[Records about charts and figures]
--------
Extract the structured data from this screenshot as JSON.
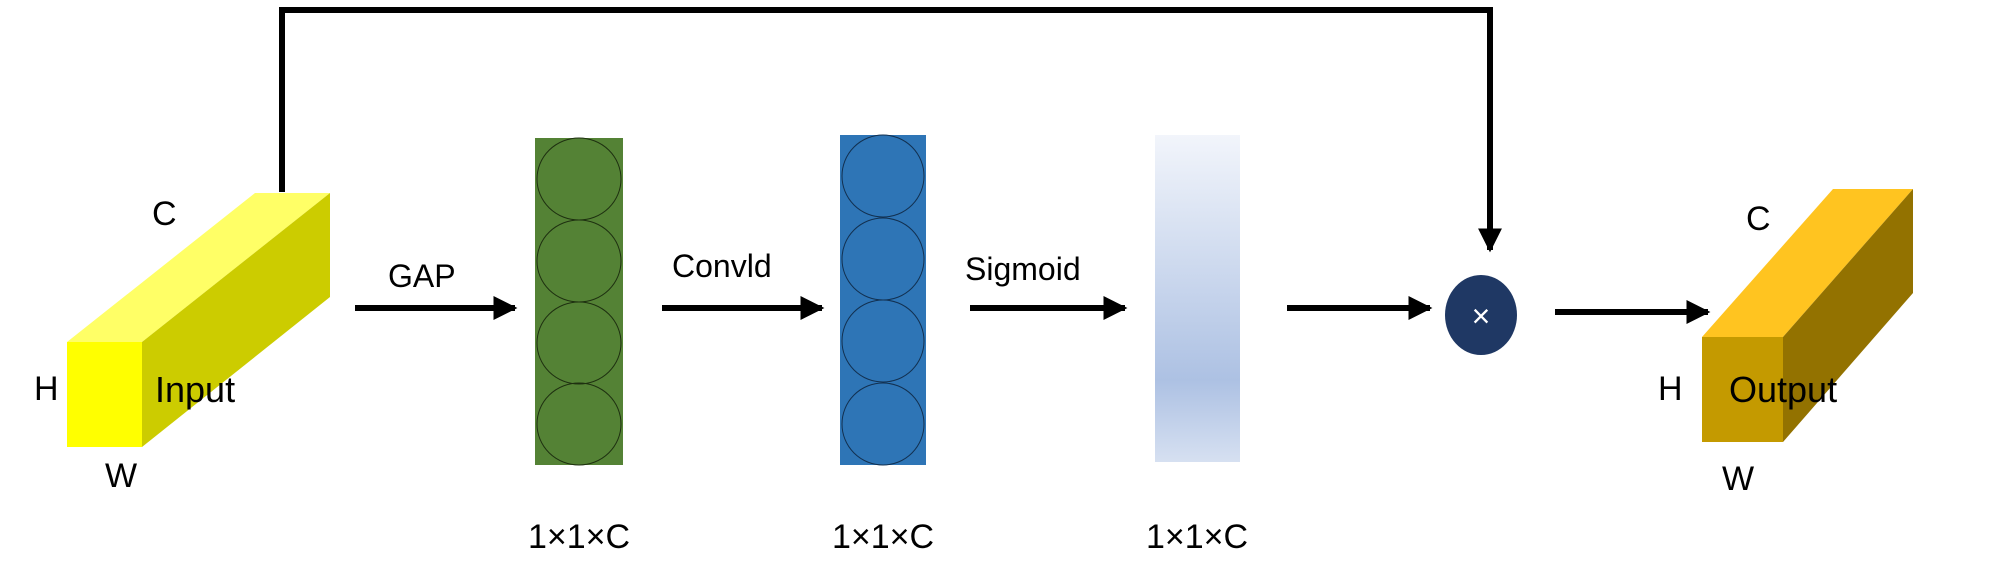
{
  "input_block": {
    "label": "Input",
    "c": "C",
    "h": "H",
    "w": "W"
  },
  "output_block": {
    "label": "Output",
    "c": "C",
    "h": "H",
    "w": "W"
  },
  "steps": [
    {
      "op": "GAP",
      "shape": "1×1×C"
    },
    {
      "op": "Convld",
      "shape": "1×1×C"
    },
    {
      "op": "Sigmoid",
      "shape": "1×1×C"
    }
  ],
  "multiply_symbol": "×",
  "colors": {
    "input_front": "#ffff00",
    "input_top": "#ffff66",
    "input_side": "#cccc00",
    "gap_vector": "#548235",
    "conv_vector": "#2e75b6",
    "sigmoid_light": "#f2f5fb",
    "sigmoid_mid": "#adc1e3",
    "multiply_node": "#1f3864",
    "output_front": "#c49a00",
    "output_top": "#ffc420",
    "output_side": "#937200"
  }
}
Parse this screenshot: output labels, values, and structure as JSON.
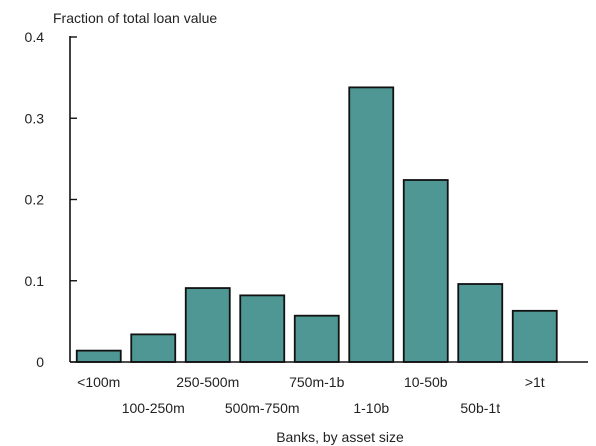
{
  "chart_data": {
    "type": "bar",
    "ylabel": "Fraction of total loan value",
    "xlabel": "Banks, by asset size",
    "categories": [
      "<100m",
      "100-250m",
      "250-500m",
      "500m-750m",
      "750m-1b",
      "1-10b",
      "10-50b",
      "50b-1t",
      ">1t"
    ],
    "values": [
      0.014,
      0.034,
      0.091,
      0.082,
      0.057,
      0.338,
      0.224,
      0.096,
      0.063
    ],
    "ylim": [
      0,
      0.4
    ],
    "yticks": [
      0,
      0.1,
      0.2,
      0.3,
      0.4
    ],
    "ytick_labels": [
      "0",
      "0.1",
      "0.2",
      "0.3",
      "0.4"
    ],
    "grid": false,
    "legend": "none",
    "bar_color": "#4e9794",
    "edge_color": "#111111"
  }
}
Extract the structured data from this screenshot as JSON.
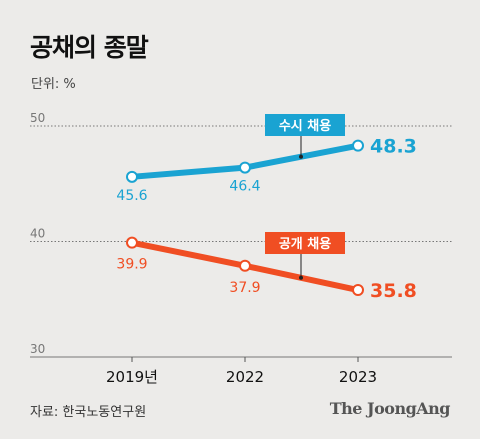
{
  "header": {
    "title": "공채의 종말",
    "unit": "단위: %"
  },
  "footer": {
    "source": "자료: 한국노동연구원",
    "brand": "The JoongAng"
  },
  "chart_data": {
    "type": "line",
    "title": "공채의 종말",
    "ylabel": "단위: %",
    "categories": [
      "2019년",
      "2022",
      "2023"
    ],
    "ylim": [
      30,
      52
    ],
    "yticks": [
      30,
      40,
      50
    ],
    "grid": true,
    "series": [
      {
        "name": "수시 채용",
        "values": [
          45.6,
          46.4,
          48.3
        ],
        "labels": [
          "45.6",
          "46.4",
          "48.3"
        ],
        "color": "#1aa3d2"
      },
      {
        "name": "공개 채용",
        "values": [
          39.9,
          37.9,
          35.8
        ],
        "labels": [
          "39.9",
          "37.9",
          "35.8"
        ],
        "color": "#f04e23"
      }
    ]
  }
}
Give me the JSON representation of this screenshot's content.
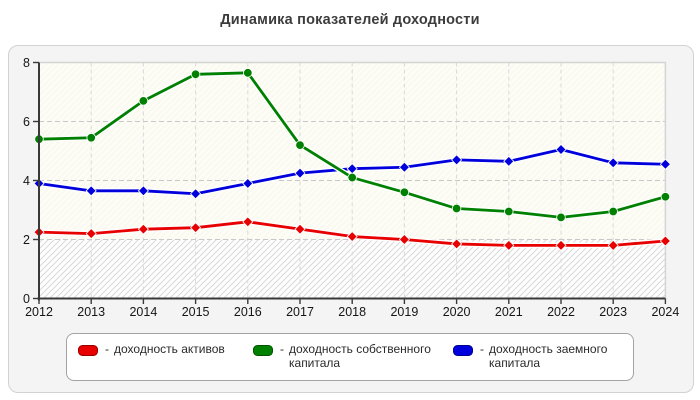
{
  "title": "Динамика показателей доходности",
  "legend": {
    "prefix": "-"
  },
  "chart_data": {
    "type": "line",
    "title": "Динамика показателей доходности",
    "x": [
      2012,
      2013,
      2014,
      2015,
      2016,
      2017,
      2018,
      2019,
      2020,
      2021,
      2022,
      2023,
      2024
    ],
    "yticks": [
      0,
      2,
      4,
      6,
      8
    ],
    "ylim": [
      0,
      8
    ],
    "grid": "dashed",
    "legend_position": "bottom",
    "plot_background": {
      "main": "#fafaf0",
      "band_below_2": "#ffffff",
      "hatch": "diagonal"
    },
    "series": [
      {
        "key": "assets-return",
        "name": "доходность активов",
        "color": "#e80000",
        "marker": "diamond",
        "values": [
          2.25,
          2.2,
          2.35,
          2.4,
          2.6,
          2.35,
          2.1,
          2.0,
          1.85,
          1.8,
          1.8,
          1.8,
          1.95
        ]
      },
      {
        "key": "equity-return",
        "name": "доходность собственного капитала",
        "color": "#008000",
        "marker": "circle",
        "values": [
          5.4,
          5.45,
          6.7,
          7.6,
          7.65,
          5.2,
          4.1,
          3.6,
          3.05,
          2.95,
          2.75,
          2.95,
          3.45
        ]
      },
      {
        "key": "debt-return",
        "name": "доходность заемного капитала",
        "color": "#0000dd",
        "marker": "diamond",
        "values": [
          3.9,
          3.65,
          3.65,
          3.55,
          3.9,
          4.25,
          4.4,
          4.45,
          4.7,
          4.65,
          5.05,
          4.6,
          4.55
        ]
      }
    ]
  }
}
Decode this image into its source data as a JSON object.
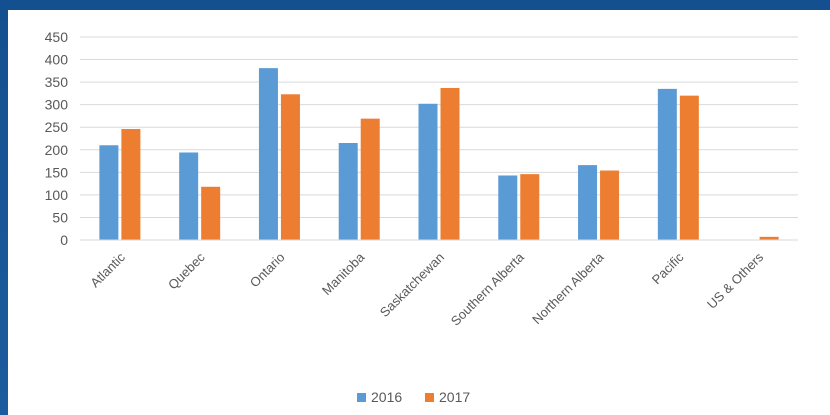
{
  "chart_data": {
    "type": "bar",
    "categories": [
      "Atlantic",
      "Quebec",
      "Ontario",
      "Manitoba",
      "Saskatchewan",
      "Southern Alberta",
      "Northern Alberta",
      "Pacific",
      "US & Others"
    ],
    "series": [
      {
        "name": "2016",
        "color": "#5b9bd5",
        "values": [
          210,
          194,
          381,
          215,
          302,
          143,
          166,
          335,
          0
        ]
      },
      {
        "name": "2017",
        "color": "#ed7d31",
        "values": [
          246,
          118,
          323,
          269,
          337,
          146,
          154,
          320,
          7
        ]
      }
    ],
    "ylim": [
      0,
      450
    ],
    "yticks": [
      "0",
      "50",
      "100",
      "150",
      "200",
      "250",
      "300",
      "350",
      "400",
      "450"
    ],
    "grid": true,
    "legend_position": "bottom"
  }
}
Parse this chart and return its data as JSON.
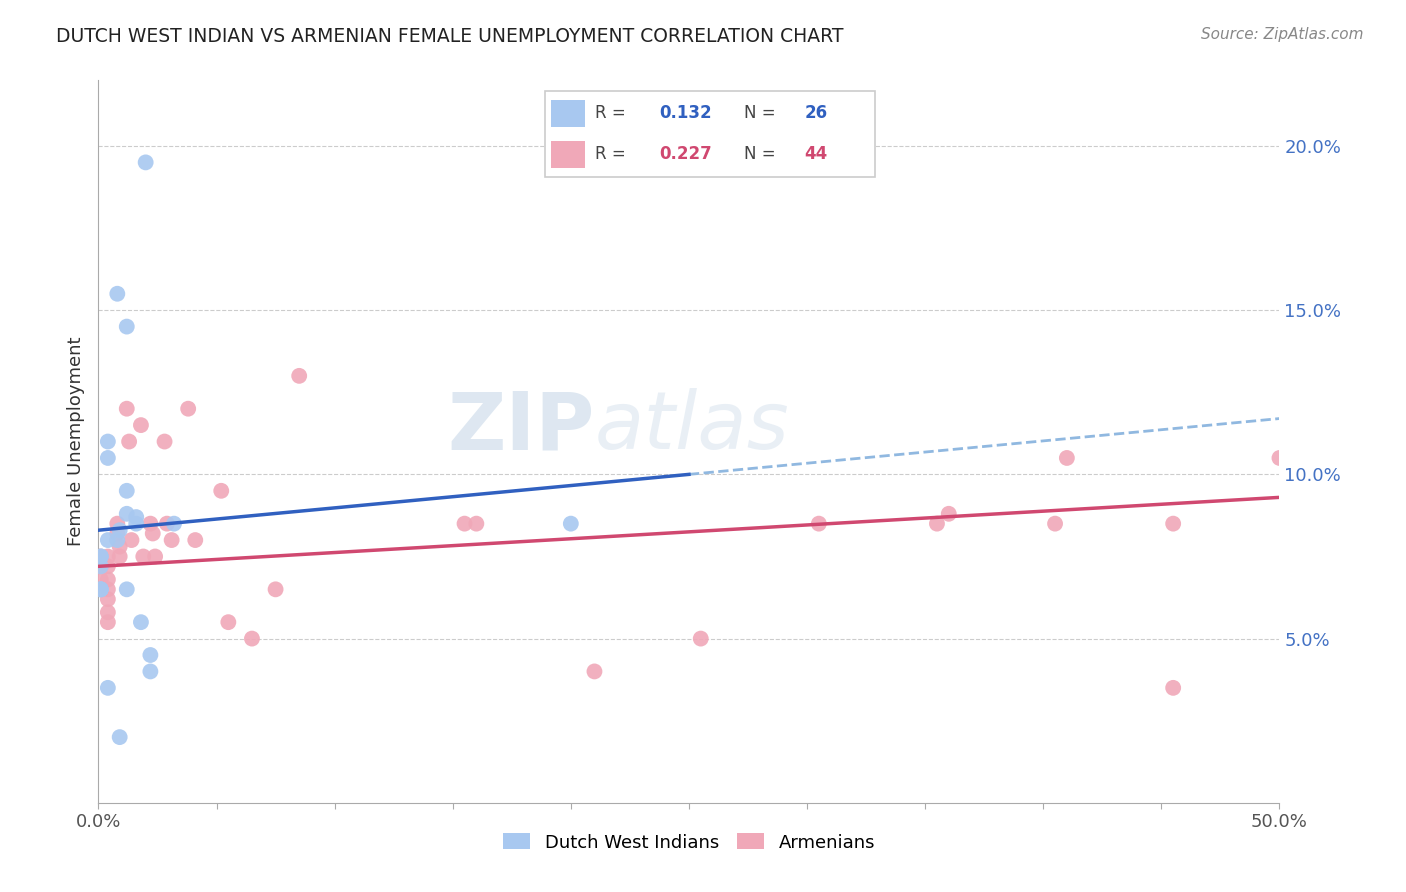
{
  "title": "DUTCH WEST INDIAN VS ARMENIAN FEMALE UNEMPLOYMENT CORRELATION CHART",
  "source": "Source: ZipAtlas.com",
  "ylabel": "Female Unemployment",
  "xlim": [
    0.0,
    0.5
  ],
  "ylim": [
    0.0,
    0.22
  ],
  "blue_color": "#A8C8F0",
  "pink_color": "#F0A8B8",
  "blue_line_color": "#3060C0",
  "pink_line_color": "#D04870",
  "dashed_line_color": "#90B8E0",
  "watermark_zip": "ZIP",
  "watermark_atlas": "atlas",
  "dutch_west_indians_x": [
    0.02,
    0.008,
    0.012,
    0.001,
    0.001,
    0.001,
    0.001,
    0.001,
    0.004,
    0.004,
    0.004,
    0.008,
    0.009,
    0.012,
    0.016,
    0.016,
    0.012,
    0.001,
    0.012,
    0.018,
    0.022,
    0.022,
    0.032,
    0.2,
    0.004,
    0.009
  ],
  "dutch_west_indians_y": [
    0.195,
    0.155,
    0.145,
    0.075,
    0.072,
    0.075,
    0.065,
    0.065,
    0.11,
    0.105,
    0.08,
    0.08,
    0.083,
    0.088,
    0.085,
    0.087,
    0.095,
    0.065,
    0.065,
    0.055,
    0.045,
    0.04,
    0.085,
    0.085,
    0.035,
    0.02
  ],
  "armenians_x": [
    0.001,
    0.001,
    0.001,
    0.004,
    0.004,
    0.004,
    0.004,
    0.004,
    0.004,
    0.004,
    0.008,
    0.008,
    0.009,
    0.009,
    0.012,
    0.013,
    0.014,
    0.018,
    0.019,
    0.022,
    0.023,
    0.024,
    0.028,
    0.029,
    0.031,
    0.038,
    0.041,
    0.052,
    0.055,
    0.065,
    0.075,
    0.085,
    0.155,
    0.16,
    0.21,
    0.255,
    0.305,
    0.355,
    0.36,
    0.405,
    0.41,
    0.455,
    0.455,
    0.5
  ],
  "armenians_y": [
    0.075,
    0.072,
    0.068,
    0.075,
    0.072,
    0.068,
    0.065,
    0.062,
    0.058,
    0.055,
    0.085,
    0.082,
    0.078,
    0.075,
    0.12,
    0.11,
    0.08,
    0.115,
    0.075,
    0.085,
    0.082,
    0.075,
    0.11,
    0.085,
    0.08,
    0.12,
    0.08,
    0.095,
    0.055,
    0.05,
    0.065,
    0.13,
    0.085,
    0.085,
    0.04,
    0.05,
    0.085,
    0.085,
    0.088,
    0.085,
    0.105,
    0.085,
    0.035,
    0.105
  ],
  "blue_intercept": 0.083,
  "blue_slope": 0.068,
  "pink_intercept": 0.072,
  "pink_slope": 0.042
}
--------
#### [PROBLEM]
Using the listing above, locate the lines that hold "bottom" and copy each one.

#### [WRITTEN RESPONSE]
    "legend_position": "bottom",
    "legend_position": "bottom"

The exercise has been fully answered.